++++ Dataset excerpts
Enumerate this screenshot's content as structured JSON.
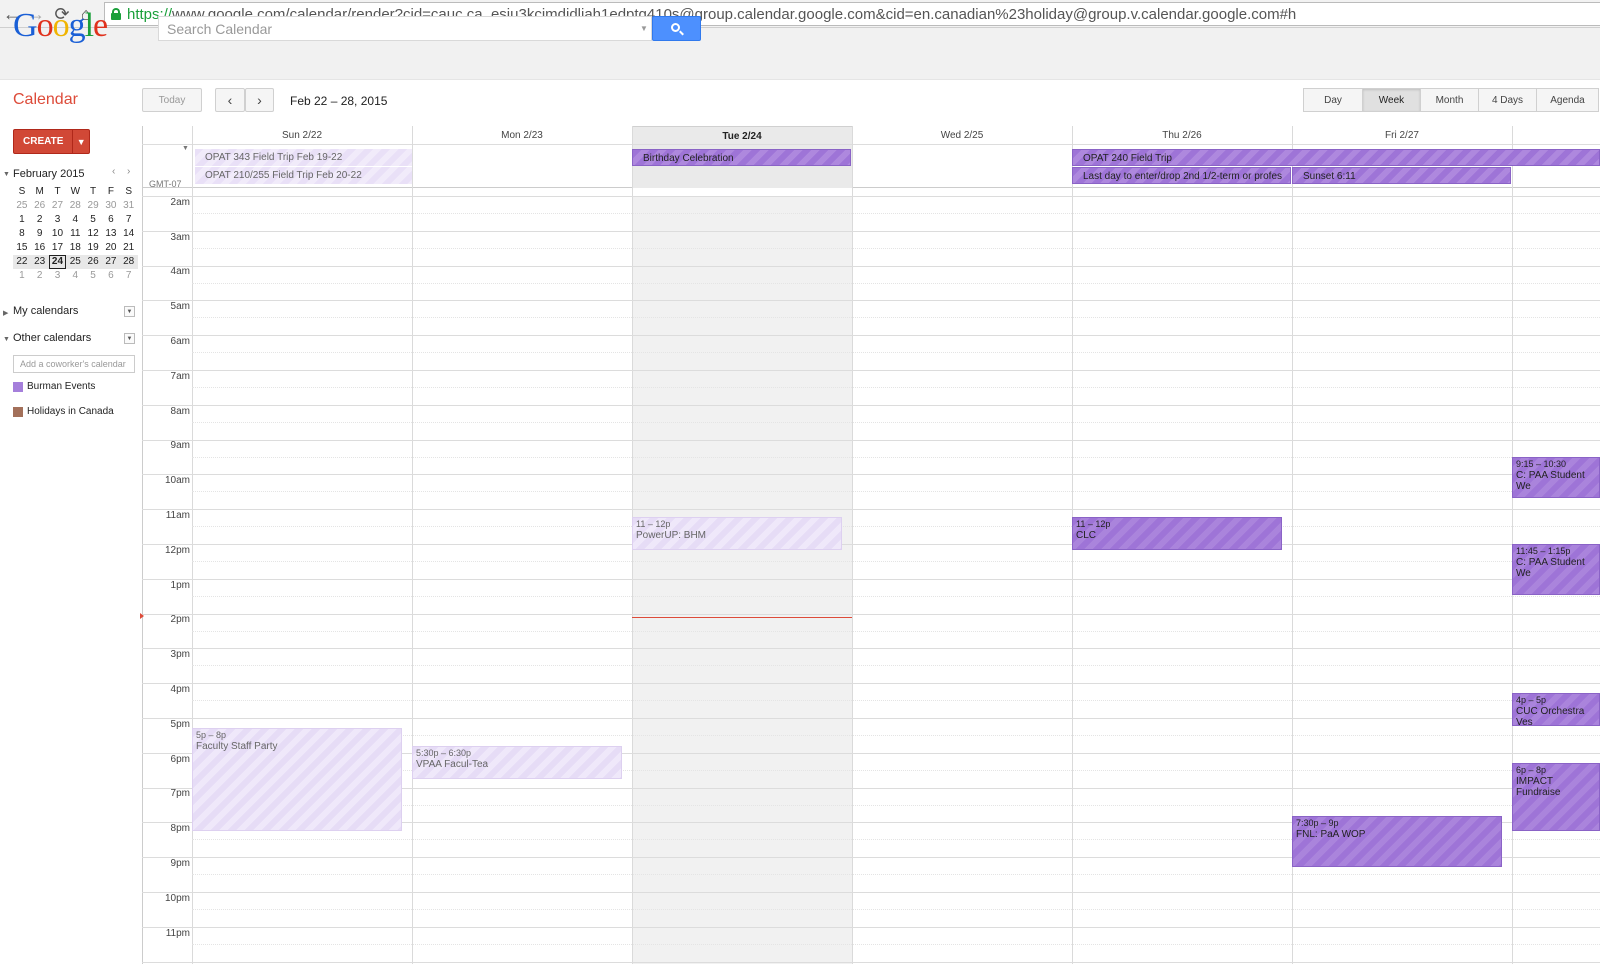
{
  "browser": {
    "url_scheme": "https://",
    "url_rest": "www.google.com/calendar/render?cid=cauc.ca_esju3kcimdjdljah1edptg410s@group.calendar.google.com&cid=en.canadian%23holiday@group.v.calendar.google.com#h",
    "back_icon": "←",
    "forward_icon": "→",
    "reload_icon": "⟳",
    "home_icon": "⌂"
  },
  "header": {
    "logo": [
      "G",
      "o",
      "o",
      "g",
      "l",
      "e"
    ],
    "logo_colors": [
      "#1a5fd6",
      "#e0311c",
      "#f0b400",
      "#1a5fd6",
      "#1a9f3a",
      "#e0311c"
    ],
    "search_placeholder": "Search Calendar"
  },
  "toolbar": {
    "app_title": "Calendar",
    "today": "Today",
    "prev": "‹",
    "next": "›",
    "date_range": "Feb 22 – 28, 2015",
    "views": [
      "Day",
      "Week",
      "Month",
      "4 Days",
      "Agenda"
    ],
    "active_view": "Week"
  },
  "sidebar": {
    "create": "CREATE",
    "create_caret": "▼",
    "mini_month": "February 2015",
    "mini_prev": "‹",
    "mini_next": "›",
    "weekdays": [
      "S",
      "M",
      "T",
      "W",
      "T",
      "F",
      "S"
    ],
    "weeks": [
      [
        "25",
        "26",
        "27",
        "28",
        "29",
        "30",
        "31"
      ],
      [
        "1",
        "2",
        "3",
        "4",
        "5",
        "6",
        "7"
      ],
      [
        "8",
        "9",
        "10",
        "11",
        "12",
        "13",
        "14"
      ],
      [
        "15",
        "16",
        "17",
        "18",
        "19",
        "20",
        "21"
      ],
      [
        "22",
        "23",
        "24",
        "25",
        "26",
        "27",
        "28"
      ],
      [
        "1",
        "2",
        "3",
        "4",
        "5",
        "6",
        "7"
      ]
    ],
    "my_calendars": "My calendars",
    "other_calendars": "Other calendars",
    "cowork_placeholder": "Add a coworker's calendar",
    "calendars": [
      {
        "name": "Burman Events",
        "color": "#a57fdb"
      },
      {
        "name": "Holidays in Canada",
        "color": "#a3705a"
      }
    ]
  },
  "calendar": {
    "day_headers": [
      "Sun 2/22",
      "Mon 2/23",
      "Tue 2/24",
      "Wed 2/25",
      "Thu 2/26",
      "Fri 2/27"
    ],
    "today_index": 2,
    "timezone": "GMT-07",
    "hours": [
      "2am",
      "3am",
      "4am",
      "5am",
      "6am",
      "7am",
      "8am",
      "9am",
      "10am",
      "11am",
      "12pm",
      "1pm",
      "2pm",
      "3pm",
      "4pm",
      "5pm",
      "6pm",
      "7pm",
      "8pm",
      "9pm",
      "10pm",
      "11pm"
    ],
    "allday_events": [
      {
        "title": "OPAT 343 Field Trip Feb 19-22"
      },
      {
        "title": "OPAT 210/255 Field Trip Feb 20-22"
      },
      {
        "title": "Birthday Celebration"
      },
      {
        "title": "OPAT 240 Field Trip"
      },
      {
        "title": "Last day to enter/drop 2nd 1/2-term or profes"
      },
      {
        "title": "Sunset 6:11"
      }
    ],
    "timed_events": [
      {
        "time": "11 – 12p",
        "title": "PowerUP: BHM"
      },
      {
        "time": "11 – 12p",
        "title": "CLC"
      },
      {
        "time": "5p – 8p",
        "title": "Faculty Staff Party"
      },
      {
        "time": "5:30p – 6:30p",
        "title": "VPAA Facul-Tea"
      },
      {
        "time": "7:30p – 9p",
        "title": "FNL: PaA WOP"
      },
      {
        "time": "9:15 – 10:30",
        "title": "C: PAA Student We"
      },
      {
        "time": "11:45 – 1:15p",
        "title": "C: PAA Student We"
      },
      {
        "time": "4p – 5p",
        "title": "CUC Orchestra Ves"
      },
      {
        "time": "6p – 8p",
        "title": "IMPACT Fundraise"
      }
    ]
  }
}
++++++++
* Work required *
Copy all the entries word for word. Omit any pictures.

* In response *
Enumerate this screenshot's content as structured JSON.
{
  "browser": {
    "url_scheme": "https://",
    "url_rest": "www.google.com/calendar/render?cid=cauc.ca_esju3kcimdjdljah1edptg410s@group.calendar.google.com&cid=en.canadian%23holiday@group.v.calendar.google.com#h",
    "back_icon": "←",
    "forward_icon": "→",
    "reload_icon": "⟳",
    "home_icon": "⌂"
  },
  "header": {
    "logo": [
      "G",
      "o",
      "o",
      "g",
      "l",
      "e"
    ],
    "logo_colors": [
      "#1a5fd6",
      "#e0311c",
      "#f0b400",
      "#1a5fd6",
      "#1a9f3a",
      "#e0311c"
    ],
    "search_placeholder": "Search Calendar"
  },
  "toolbar": {
    "app_title": "Calendar",
    "today": "Today",
    "prev": "‹",
    "next": "›",
    "date_range": "Feb 22 – 28, 2015",
    "views": [
      "Day",
      "Week",
      "Month",
      "4 Days",
      "Agenda"
    ],
    "active_view": "Week"
  },
  "sidebar": {
    "create": "CREATE",
    "create_caret": "▼",
    "mini_month": "February 2015",
    "mini_prev": "‹",
    "mini_next": "›",
    "weekdays": [
      "S",
      "M",
      "T",
      "W",
      "T",
      "F",
      "S"
    ],
    "weeks": [
      [
        "25",
        "26",
        "27",
        "28",
        "29",
        "30",
        "31"
      ],
      [
        "1",
        "2",
        "3",
        "4",
        "5",
        "6",
        "7"
      ],
      [
        "8",
        "9",
        "10",
        "11",
        "12",
        "13",
        "14"
      ],
      [
        "15",
        "16",
        "17",
        "18",
        "19",
        "20",
        "21"
      ],
      [
        "22",
        "23",
        "24",
        "25",
        "26",
        "27",
        "28"
      ],
      [
        "1",
        "2",
        "3",
        "4",
        "5",
        "6",
        "7"
      ]
    ],
    "my_calendars": "My calendars",
    "other_calendars": "Other calendars",
    "cowork_placeholder": "Add a coworker's calendar",
    "calendars": [
      {
        "name": "Burman Events",
        "color": "#a57fdb"
      },
      {
        "name": "Holidays in Canada",
        "color": "#a3705a"
      }
    ]
  },
  "calendar": {
    "day_headers": [
      "Sun 2/22",
      "Mon 2/23",
      "Tue 2/24",
      "Wed 2/25",
      "Thu 2/26",
      "Fri 2/27"
    ],
    "today_index": 2,
    "timezone": "GMT-07",
    "hours": [
      "2am",
      "3am",
      "4am",
      "5am",
      "6am",
      "7am",
      "8am",
      "9am",
      "10am",
      "11am",
      "12pm",
      "1pm",
      "2pm",
      "3pm",
      "4pm",
      "5pm",
      "6pm",
      "7pm",
      "8pm",
      "9pm",
      "10pm",
      "11pm"
    ],
    "allday_events": [
      {
        "title": "OPAT 343 Field Trip Feb 19-22"
      },
      {
        "title": "OPAT 210/255 Field Trip Feb 20-22"
      },
      {
        "title": "Birthday Celebration"
      },
      {
        "title": "OPAT 240 Field Trip"
      },
      {
        "title": "Last day to enter/drop 2nd 1/2-term or profes"
      },
      {
        "title": "Sunset 6:11"
      }
    ],
    "timed_events": [
      {
        "time": "11 – 12p",
        "title": "PowerUP: BHM"
      },
      {
        "time": "11 – 12p",
        "title": "CLC"
      },
      {
        "time": "5p – 8p",
        "title": "Faculty Staff Party"
      },
      {
        "time": "5:30p – 6:30p",
        "title": "VPAA Facul-Tea"
      },
      {
        "time": "7:30p – 9p",
        "title": "FNL: PaA WOP"
      },
      {
        "time": "9:15 – 10:30",
        "title": "C: PAA Student We"
      },
      {
        "time": "11:45 – 1:15p",
        "title": "C: PAA Student We"
      },
      {
        "time": "4p – 5p",
        "title": "CUC Orchestra Ves"
      },
      {
        "time": "6p – 8p",
        "title": "IMPACT Fundraise"
      }
    ]
  }
}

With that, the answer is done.